→ Dataset excerpt
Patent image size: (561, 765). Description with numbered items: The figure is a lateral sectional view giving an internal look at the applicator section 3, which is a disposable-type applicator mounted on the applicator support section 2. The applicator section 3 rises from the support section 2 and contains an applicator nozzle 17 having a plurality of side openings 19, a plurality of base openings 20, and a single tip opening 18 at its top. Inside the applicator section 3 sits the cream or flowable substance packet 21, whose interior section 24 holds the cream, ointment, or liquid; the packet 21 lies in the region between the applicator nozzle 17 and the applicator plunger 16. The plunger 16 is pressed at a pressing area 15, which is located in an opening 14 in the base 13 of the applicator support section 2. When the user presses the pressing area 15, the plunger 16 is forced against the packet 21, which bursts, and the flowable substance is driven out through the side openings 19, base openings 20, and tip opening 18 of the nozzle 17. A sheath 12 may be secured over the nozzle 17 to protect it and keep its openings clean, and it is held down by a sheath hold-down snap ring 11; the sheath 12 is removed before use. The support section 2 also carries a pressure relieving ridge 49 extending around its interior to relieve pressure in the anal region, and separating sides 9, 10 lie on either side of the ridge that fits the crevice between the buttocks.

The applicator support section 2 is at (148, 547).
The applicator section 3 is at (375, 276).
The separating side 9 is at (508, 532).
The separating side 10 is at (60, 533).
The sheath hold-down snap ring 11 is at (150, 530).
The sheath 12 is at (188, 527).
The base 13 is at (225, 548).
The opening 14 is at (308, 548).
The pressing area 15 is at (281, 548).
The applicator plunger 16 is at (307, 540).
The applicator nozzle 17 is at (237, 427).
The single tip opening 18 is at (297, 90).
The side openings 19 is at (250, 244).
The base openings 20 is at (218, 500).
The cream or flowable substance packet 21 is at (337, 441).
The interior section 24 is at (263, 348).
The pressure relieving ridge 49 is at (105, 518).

→ AIM OF THE TASK
Reproduce the data above word for word, from the first line to the last.

→ SOLUTION TO THE EXERCISE
Patent image size: (561, 765). Description with numbered items: The figure is a lateral sectional view giving an internal look at the applicator section 3, which is a disposable-type applicator mounted on the applicator support section 2. The applicator section 3 rises from the support section 2 and contains an applicator nozzle 17 having a plurality of side openings 19, a plurality of base openings 20, and a single tip opening 18 at its top. Inside the applicator section 3 sits the cream or flowable substance packet 21, whose interior section 24 holds the cream, ointment, or liquid; the packet 21 lies in the region between the applicator nozzle 17 and the applicator plunger 16. The plunger 16 is pressed at a pressing area 15, which is located in an opening 14 in the base 13 of the applicator support section 2. When the user presses the pressing area 15, the plunger 16 is forced against the packet 21, which bursts, and the flowable substance is driven out through the side openings 19, base openings 20, and tip opening 18 of the nozzle 17. A sheath 12 may be secured over the nozzle 17 to protect it and keep its openings clean, and it is held down by a sheath hold-down snap ring 11; the sheath 12 is removed before use. The support section 2 also carries a pressure relieving ridge 49 extending around its interior to relieve pressure in the anal region, and separating sides 9, 10 lie on either side of the ridge that fits the crevice between the buttocks.

The applicator support section 2 is at (148, 547).
The applicator section 3 is at (375, 276).
The separating side 9 is at (508, 532).
The separating side 10 is at (60, 533).
The sheath hold-down snap ring 11 is at (150, 530).
The sheath 12 is at (188, 527).
The base 13 is at (225, 548).
The opening 14 is at (308, 548).
The pressing area 15 is at (281, 548).
The applicator plunger 16 is at (307, 540).
The applicator nozzle 17 is at (237, 427).
The single tip opening 18 is at (297, 90).
The side openings 19 is at (250, 244).
The base openings 20 is at (218, 500).
The cream or flowable substance packet 21 is at (337, 441).
The interior section 24 is at (263, 348).
The pressure relieving ridge 49 is at (105, 518).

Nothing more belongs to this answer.